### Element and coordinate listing
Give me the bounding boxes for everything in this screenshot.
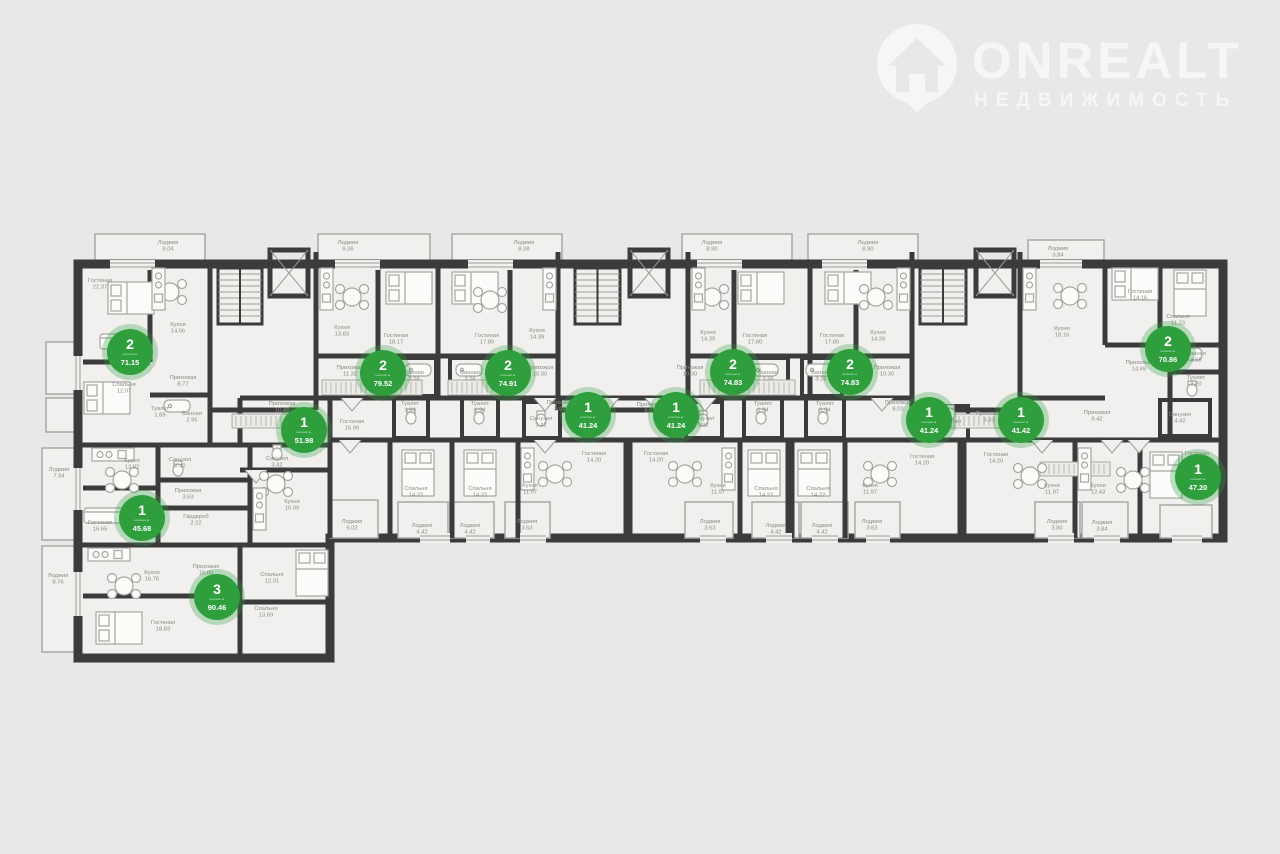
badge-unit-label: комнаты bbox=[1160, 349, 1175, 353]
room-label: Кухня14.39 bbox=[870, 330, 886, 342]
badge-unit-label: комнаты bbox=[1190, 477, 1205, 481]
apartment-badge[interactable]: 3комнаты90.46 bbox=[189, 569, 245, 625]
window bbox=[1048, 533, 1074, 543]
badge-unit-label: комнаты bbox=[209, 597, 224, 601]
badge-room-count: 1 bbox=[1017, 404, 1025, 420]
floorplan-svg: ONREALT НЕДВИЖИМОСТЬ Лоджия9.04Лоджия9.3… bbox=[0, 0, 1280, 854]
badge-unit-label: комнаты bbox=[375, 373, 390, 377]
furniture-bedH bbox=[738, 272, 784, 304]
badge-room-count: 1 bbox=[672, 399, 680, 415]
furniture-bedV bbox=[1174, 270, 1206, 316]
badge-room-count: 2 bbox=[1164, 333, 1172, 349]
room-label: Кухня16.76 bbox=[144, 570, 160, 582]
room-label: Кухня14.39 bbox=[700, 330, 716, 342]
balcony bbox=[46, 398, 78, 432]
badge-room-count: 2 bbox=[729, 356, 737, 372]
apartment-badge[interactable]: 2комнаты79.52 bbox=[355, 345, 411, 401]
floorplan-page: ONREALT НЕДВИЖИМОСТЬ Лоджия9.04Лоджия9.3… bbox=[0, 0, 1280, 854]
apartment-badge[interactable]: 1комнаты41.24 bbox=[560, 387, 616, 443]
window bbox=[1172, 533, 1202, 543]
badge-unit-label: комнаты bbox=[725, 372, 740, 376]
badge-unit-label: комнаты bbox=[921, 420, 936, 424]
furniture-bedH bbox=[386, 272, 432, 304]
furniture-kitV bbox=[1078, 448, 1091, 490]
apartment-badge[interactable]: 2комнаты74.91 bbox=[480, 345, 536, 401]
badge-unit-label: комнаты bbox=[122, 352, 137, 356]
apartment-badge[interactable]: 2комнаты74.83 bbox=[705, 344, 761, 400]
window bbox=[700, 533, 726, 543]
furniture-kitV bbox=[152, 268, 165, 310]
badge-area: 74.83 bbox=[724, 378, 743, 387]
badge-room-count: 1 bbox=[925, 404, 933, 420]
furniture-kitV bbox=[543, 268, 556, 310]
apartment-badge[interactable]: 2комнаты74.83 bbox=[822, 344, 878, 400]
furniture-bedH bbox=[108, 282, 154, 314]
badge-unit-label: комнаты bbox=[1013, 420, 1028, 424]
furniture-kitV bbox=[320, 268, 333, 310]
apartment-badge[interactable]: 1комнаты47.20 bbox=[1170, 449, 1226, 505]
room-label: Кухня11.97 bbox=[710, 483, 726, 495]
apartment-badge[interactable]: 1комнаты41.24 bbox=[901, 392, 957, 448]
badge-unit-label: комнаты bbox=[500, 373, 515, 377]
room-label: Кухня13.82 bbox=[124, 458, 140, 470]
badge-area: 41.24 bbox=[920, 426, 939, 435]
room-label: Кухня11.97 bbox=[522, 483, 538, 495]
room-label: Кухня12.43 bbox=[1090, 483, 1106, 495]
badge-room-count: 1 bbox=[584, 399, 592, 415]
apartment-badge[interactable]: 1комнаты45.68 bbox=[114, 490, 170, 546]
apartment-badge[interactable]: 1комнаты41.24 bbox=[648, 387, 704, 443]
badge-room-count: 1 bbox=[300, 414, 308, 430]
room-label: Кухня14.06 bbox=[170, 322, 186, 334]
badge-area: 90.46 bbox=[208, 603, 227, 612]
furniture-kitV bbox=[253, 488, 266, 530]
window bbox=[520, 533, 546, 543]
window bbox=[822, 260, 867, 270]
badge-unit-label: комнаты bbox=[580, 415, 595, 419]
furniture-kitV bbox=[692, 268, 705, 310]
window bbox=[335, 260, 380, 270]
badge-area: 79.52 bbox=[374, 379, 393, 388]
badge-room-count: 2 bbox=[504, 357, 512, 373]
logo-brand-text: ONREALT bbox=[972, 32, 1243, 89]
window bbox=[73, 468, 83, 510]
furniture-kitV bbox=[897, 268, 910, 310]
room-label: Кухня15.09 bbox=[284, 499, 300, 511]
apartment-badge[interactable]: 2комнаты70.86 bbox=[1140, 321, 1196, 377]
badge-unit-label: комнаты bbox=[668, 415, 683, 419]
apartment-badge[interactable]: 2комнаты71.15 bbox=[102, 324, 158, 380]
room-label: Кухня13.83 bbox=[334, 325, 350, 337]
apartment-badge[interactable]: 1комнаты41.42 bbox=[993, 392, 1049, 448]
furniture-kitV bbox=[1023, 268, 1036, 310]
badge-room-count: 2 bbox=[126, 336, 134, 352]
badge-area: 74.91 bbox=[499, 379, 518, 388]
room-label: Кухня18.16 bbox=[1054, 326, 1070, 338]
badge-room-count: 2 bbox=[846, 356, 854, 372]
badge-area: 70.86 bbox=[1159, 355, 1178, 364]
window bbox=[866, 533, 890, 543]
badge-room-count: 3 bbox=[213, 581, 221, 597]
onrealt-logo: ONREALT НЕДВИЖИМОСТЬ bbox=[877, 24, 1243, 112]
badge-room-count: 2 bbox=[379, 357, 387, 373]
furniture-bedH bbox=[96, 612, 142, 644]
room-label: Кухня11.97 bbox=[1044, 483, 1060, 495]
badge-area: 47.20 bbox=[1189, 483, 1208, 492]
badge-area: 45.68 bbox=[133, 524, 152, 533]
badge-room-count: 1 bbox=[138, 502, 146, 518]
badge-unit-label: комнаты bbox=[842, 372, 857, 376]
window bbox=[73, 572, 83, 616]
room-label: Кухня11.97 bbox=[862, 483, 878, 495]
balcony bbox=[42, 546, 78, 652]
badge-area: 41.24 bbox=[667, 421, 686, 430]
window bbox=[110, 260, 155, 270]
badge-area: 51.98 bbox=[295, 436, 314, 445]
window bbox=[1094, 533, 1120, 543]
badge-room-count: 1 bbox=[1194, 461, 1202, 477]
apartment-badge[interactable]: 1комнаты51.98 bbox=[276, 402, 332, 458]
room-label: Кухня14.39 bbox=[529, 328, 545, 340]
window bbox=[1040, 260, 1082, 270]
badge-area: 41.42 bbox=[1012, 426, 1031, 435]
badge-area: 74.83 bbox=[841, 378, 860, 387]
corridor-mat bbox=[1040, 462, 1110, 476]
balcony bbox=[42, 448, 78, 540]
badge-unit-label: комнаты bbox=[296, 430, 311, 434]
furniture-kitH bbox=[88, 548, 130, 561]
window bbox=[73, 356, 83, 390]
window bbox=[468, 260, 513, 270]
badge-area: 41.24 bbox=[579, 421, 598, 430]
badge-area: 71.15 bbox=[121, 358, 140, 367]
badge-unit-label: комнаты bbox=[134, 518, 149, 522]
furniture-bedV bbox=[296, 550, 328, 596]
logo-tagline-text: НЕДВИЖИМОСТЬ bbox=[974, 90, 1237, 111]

* * *

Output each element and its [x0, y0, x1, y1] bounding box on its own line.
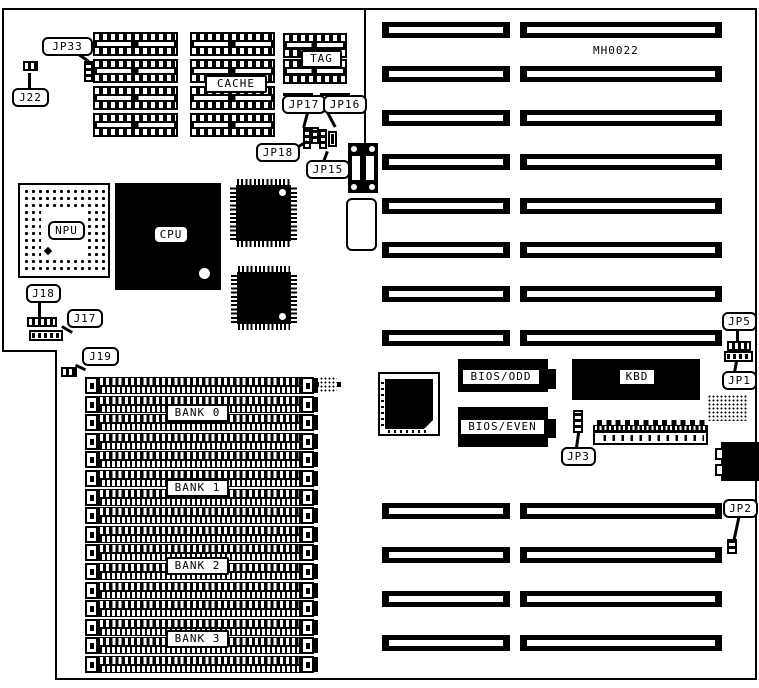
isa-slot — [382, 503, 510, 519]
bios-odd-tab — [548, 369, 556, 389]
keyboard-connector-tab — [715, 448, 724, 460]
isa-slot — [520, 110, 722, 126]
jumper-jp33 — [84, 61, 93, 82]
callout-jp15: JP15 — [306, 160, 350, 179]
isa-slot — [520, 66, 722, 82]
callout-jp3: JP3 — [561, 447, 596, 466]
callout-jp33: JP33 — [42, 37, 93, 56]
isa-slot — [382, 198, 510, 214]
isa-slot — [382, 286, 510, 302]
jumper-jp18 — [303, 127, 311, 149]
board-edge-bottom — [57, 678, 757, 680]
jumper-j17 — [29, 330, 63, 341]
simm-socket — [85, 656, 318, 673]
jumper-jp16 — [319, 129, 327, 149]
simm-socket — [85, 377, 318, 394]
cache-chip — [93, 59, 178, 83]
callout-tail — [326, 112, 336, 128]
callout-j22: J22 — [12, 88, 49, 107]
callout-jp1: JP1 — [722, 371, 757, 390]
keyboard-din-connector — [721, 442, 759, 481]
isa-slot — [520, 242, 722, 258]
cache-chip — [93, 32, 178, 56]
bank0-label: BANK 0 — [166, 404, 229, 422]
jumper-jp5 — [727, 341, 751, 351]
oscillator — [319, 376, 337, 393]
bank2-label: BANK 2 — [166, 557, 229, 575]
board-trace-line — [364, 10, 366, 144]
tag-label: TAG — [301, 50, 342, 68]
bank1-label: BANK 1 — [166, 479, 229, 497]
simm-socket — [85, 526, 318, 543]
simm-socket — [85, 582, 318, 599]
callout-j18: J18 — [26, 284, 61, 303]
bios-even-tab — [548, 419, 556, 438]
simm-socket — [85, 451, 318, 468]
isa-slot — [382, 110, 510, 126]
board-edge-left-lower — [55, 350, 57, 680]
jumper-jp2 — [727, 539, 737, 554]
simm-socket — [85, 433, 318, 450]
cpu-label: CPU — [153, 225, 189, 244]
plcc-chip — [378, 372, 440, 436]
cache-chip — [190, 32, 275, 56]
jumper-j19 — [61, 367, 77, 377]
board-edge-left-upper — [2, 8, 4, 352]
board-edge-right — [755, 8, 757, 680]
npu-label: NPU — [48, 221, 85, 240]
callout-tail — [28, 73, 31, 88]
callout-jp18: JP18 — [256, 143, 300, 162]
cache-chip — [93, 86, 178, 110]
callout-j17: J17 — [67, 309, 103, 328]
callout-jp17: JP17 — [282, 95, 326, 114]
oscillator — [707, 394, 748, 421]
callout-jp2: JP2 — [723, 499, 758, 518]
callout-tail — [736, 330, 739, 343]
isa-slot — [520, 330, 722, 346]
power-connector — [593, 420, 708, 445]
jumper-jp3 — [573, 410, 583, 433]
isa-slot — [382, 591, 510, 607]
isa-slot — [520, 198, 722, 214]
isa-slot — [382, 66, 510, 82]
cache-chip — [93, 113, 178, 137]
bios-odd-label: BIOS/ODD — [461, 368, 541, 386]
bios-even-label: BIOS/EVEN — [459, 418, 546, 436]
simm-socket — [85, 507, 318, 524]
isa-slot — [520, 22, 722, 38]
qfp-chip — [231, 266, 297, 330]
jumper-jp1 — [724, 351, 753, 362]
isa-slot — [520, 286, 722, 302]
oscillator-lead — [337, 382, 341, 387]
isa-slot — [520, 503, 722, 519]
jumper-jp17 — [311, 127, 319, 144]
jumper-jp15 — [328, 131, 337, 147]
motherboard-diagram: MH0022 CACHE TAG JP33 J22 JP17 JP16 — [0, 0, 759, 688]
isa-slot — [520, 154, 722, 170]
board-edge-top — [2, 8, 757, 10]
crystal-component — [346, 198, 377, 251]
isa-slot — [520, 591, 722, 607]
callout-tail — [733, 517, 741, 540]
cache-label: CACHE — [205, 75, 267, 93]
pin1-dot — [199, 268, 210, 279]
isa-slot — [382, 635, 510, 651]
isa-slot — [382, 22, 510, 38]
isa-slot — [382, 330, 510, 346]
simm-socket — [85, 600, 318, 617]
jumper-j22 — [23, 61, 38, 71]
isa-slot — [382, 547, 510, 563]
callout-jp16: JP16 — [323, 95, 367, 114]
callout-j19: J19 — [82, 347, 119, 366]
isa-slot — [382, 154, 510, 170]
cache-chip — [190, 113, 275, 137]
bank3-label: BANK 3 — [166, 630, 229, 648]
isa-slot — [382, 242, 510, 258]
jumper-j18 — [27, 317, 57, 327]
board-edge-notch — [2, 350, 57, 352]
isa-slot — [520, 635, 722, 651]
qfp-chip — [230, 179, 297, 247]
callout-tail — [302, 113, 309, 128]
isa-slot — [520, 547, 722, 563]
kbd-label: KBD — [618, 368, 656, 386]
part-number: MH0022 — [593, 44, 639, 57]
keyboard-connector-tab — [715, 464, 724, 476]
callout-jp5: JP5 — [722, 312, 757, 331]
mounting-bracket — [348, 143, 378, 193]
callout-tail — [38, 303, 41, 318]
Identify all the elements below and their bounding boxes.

### Task
Return, without any changes, the lines of the listing above that begin with the line containing "badge-unit-label: комнаты bbox=[1160, 349, 1175, 353]" and run through the line containing "badge-room-count: 2 bbox=[729, 356, 737, 372]", with both of those lines included.

### Solution for this problem
badge-unit-label: комнаты bbox=[1160, 349, 1175, 353]
room-label: Кухня14.39 bbox=[870, 330, 886, 342]
badge-unit-label: комнаты bbox=[1190, 477, 1205, 481]
apartment-badge[interactable]: 3комнаты90.46 bbox=[189, 569, 245, 625]
window bbox=[1048, 533, 1074, 543]
badge-unit-label: комнаты bbox=[209, 597, 224, 601]
badge-room-count: 1 bbox=[1017, 404, 1025, 420]
floorplan-svg: ONREALT НЕДВИЖИМОСТЬ Лоджия9.04Лоджия9.3… bbox=[0, 0, 1280, 854]
badge-unit-label: комнаты bbox=[375, 373, 390, 377]
furniture-bedH bbox=[738, 272, 784, 304]
badge-room-count: 1 bbox=[672, 399, 680, 415]
furniture-bedV bbox=[1174, 270, 1206, 316]
badge-room-count: 2 bbox=[1164, 333, 1172, 349]
room-label: Кухня16.76 bbox=[144, 570, 160, 582]
room-label: Кухня14.39 bbox=[700, 330, 716, 342]
balcony bbox=[46, 398, 78, 432]
badge-room-count: 2 bbox=[729, 356, 737, 372]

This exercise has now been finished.